» Problem details: Your task is to output the listing word for word, with pictures excluded.

(Excerpt from a dataset)
::::

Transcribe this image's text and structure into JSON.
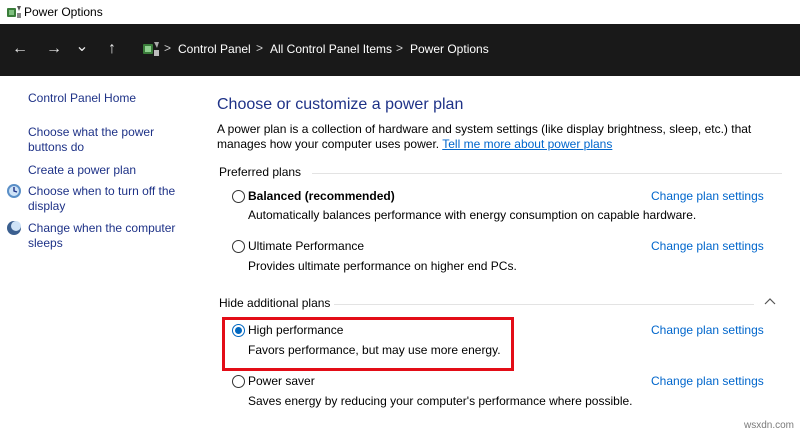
{
  "window": {
    "title": "Power Options"
  },
  "address_bar": {
    "crumbs": [
      "Control Panel",
      "All Control Panel Items",
      "Power Options"
    ],
    "separator": ">"
  },
  "nav": {
    "back": "←",
    "forward": "→",
    "recent": "⌄",
    "up": "↑"
  },
  "sidebar": {
    "home": "Control Panel Home",
    "links": [
      "Choose what the power buttons do",
      "Create a power plan",
      "Choose when to turn off the display",
      "Change when the computer sleeps"
    ]
  },
  "main": {
    "heading": "Choose or customize a power plan",
    "description": "A power plan is a collection of hardware and system settings (like display brightness, sleep, etc.) that manages how your computer uses power.",
    "description_link": "Tell me more about power plans",
    "preferred_label": "Preferred plans",
    "additional_label": "Hide additional plans",
    "change_label": "Change plan settings",
    "plans": [
      {
        "name": "Balanced (recommended)",
        "desc": "Automatically balances performance with energy consumption on capable hardware.",
        "selected": false
      },
      {
        "name": "Ultimate Performance",
        "desc": "Provides ultimate performance on higher end PCs.",
        "selected": false
      },
      {
        "name": "High performance",
        "desc": "Favors performance, but may use more energy.",
        "selected": true
      },
      {
        "name": "Power saver",
        "desc": "Saves energy by reducing your computer's performance where possible.",
        "selected": false
      }
    ]
  },
  "colors": {
    "accent": "#0067c0",
    "link": "#0066cc",
    "heading": "#1e3287",
    "highlight": "#e30d17",
    "address_bg": "#191919"
  },
  "watermark": "wsxdn.com"
}
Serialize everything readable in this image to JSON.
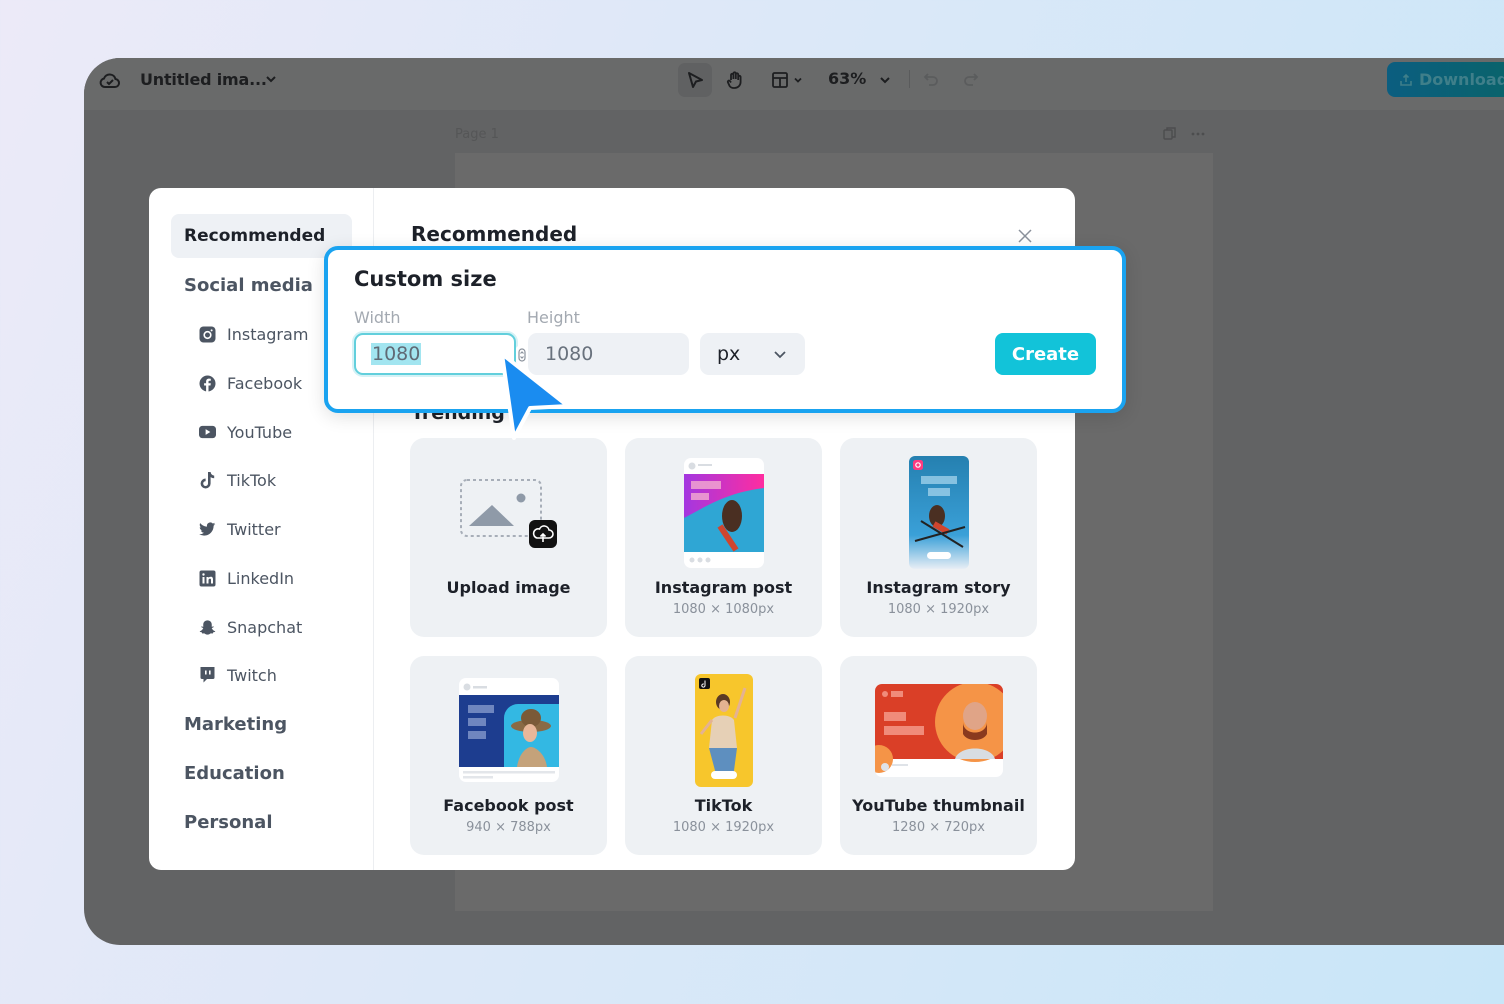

::::

» Solution:
Transcribe this image's text and structure into JSON.
{
  "window": {
    "title": "Power Options"
  },
  "address_bar": {
    "crumbs": [
      "Control Panel",
      "All Control Panel Items",
      "Power Options"
    ],
    "separator": ">"
  },
  "nav": {
    "back": "←",
    "forward": "→",
    "recent": "⌄",
    "up": "↑"
  },
  "sidebar": {
    "home": "Control Panel Home",
    "links": [
      "Choose what the power buttons do",
      "Create a power plan",
      "Choose when to turn off the display",
      "Change when the computer sleeps"
    ]
  },
  "main": {
    "heading": "Choose or customize a power plan",
    "description": "A power plan is a collection of hardware and system settings (like display brightness, sleep, etc.) that manages how your computer uses power.",
    "description_link": "Tell me more about power plans",
    "preferred_label": "Preferred plans",
    "additional_label": "Hide additional plans",
    "change_label": "Change plan settings",
    "plans": [
      {
        "name": "Balanced (recommended)",
        "desc": "Automatically balances performance with energy consumption on capable hardware.",
        "selected": false
      },
      {
        "name": "Ultimate Performance",
        "desc": "Provides ultimate performance on higher end PCs.",
        "selected": false
      },
      {
        "name": "High performance",
        "desc": "Favors performance, but may use more energy.",
        "selected": true
      },
      {
        "name": "Power saver",
        "desc": "Saves energy by reducing your computer's performance where possible.",
        "selected": false
      }
    ]
  },
  "colors": {
    "accent": "#0067c0",
    "link": "#0066cc",
    "heading": "#1e3287",
    "highlight": "#e30d17",
    "address_bg": "#191919"
  },
  "watermark": "wsxdn.com"
}
Serialize everything readable in this image to JSON.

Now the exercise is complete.